[GIVEN DATA]

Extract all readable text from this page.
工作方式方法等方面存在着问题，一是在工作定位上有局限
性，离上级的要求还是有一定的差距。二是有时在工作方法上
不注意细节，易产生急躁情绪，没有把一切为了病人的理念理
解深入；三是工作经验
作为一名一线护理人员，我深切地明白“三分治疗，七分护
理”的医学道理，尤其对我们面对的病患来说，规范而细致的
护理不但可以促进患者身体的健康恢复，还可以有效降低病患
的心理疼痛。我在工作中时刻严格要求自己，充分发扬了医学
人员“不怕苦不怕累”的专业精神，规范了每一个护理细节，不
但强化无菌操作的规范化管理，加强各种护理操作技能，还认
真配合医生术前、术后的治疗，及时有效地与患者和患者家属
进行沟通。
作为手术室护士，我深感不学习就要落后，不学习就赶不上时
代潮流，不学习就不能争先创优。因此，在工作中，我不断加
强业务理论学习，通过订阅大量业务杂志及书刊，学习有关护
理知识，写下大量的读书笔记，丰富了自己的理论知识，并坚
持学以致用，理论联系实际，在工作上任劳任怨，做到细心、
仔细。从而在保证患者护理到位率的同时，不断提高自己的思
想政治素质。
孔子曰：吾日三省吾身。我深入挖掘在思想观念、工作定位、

...

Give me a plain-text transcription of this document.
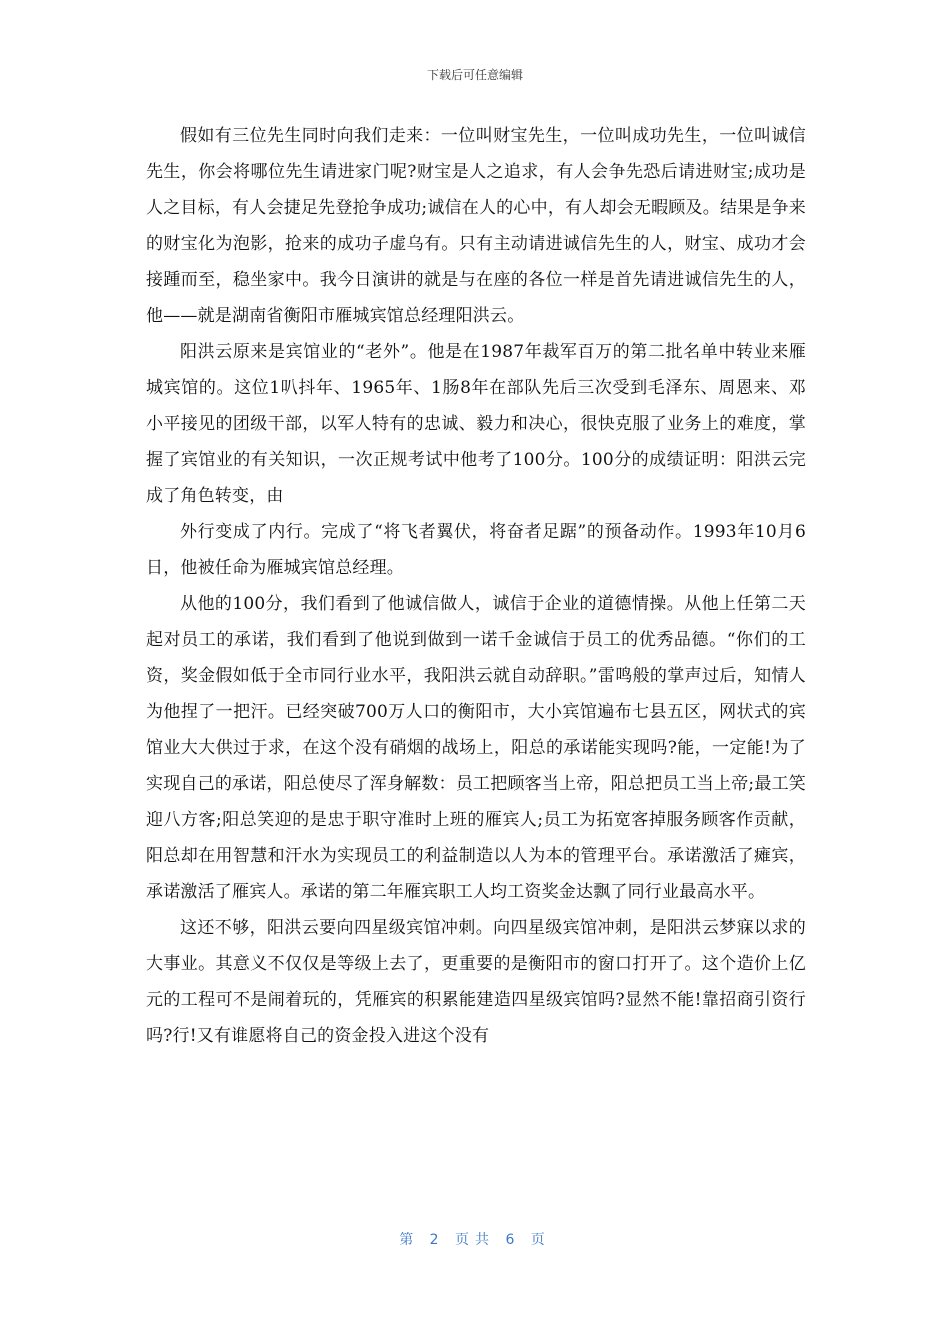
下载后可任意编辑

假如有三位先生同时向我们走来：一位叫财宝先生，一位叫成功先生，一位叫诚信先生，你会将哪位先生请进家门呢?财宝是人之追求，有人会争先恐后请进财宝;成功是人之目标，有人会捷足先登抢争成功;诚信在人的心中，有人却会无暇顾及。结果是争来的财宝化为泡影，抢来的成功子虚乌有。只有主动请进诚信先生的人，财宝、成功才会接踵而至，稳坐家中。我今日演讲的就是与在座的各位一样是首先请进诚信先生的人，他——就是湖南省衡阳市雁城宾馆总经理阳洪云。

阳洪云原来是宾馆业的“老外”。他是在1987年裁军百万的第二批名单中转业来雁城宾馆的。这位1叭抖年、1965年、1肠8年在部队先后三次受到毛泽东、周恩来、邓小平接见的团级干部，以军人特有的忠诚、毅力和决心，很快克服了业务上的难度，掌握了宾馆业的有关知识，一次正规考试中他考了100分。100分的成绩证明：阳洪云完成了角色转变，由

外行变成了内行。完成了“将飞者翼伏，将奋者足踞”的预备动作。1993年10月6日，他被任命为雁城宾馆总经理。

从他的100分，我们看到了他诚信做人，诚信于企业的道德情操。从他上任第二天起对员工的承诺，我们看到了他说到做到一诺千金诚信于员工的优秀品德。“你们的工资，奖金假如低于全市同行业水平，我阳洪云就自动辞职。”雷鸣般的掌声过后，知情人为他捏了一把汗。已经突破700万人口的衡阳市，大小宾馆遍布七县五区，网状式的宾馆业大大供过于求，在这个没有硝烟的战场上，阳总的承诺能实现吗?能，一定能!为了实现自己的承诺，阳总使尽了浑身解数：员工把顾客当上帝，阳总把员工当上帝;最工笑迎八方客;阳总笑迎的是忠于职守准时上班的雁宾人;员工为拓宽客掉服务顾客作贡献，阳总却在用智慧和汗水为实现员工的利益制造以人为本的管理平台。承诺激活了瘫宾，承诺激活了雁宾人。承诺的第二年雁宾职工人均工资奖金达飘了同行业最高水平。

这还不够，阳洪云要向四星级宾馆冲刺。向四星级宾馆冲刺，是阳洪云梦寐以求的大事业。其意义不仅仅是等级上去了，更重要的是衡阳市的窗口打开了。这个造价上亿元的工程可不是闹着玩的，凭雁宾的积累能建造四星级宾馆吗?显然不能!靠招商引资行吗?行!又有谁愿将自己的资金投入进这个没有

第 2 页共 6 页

==

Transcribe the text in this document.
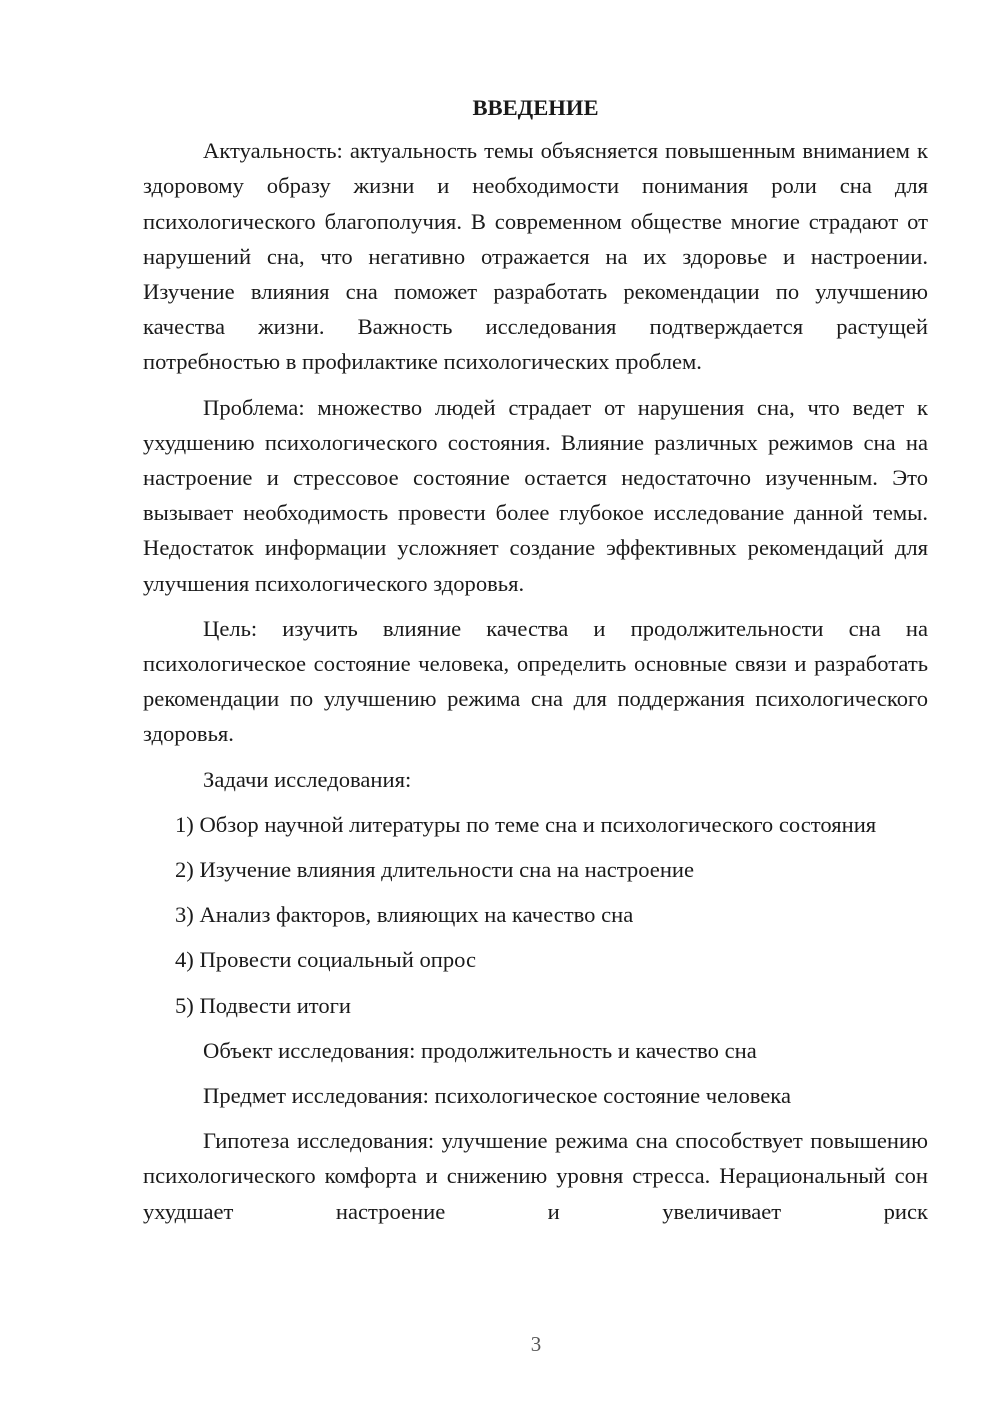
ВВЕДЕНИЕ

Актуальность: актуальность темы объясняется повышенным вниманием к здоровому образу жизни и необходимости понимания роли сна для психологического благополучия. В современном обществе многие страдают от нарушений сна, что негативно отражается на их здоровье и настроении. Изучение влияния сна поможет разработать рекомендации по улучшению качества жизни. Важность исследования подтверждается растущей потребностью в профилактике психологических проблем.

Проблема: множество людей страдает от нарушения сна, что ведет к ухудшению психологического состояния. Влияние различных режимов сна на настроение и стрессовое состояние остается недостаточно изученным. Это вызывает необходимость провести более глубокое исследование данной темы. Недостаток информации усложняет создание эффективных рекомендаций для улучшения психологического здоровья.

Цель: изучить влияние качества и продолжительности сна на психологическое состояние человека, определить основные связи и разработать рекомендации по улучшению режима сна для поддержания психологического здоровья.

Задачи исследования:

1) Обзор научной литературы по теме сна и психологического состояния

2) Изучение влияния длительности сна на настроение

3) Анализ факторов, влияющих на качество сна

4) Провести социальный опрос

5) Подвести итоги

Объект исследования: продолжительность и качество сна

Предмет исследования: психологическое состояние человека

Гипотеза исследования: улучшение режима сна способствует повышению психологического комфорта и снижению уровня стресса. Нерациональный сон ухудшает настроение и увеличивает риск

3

[OBJECTIVE] Scan the data above; copy every line where "улучшению" appears.

[OUTPUT OF THE TASK]
Актуальность: актуальность темы объясняется повышенным вниманием к здоровому образу жизни и необходимости понимания роли сна для психологического благополучия. В современном обществе многие страдают от нарушений сна, что негативно отражается на их здоровье и настроении. Изучение влияния сна поможет разработать рекомендации по улучшению качества жизни. Важность исследования подтверждается растущей потребностью в профилактике психологических проблем.
Цель: изучить влияние качества и продолжительности сна на психологическое состояние человека, определить основные связи и разработать рекомендации по улучшению режима сна для поддержания психологического здоровья.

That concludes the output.